## [DIRECTIONS]
Copy, from the entries below, each line where the word "Andrejevic" can be found.

[Records from a collection]
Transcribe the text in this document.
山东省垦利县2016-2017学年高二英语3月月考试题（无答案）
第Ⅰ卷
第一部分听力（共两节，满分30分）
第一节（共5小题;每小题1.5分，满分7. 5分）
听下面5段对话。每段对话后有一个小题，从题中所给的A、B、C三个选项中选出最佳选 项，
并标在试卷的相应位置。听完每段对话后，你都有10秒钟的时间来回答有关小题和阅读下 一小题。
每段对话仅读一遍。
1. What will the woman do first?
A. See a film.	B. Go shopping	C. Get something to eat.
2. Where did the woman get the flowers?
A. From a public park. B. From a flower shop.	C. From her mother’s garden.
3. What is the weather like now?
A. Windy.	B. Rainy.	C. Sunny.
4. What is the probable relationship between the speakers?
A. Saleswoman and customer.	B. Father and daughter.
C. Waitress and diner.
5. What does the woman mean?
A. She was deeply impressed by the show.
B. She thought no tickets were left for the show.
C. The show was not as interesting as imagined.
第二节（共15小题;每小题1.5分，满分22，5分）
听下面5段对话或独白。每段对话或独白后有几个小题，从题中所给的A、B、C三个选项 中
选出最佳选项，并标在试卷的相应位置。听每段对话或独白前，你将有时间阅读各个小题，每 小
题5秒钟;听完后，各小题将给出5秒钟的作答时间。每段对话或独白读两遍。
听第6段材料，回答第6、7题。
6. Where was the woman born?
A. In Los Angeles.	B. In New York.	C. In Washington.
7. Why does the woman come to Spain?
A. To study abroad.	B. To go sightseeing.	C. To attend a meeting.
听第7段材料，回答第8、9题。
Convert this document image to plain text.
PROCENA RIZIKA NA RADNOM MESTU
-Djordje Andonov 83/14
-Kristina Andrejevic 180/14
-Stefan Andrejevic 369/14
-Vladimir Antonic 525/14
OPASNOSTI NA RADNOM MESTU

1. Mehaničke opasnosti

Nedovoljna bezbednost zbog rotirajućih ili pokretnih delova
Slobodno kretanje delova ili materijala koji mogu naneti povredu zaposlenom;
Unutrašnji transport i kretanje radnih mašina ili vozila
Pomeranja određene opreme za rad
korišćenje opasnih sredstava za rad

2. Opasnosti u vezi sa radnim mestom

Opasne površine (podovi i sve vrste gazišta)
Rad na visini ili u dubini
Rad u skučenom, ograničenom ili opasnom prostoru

## [OUTPUT BELOW]
-Kristina Andrejevic 180/14
-Stefan Andrejevic 369/14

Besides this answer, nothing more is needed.